_Task details_
Collect every line in the records below that contains the word "logo".

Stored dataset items
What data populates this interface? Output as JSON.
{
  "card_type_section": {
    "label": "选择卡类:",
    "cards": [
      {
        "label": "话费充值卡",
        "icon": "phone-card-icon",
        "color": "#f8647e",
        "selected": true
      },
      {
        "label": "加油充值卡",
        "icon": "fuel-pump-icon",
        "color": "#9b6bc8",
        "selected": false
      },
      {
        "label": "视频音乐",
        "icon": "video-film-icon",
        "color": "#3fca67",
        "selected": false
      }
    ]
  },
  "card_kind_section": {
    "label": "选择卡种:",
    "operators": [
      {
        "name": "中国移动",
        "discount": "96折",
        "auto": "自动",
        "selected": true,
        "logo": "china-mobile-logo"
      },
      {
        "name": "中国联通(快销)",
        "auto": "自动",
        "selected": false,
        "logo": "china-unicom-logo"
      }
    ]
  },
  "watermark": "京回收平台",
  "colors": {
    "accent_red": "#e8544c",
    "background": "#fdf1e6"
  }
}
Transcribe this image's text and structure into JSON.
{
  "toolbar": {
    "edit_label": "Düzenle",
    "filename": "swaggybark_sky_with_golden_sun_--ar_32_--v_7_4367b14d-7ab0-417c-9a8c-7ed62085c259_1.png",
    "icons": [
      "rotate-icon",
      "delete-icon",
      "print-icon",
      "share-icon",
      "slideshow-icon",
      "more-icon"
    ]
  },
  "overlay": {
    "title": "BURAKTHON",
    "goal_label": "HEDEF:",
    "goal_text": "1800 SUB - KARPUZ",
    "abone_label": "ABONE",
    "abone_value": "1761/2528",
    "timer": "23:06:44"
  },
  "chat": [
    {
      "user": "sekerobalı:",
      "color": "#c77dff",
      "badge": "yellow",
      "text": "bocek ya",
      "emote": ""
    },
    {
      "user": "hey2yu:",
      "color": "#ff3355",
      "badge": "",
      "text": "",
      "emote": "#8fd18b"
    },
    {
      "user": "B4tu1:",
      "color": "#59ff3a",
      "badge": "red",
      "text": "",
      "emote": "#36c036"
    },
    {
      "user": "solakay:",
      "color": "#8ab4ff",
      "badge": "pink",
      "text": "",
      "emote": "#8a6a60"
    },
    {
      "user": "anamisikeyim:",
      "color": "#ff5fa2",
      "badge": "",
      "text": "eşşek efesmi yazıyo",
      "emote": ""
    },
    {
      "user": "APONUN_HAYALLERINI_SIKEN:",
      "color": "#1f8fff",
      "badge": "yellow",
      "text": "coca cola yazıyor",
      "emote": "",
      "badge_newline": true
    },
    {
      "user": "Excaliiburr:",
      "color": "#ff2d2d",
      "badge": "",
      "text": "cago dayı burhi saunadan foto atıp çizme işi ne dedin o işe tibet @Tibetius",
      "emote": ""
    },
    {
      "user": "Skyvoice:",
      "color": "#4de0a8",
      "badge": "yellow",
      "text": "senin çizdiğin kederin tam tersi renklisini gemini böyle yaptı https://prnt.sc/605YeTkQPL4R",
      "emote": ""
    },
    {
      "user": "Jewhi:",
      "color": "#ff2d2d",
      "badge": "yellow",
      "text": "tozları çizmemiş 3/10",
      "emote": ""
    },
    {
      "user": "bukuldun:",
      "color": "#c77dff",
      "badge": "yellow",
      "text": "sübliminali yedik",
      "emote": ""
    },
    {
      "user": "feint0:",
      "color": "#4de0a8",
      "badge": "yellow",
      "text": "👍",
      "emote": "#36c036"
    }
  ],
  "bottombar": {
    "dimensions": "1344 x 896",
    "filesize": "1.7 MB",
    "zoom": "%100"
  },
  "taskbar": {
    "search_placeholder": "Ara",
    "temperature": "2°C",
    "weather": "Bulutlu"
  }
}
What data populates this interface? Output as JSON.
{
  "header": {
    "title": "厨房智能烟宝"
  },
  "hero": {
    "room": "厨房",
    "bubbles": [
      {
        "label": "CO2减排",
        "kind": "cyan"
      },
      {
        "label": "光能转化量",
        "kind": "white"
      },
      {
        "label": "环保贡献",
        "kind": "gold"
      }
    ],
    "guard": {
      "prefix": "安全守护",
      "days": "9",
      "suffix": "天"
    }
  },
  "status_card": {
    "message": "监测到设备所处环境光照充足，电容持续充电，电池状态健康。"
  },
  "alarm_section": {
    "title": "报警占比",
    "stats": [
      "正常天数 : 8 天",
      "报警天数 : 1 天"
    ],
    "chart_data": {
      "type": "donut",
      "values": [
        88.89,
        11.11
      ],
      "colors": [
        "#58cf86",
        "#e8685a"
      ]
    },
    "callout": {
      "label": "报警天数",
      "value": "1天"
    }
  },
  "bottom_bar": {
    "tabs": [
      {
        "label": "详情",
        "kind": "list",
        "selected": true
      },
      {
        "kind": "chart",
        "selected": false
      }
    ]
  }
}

_Exercise solution_
        "logo": "china-mobile-logo"
        "logo": "china-unicom-logo"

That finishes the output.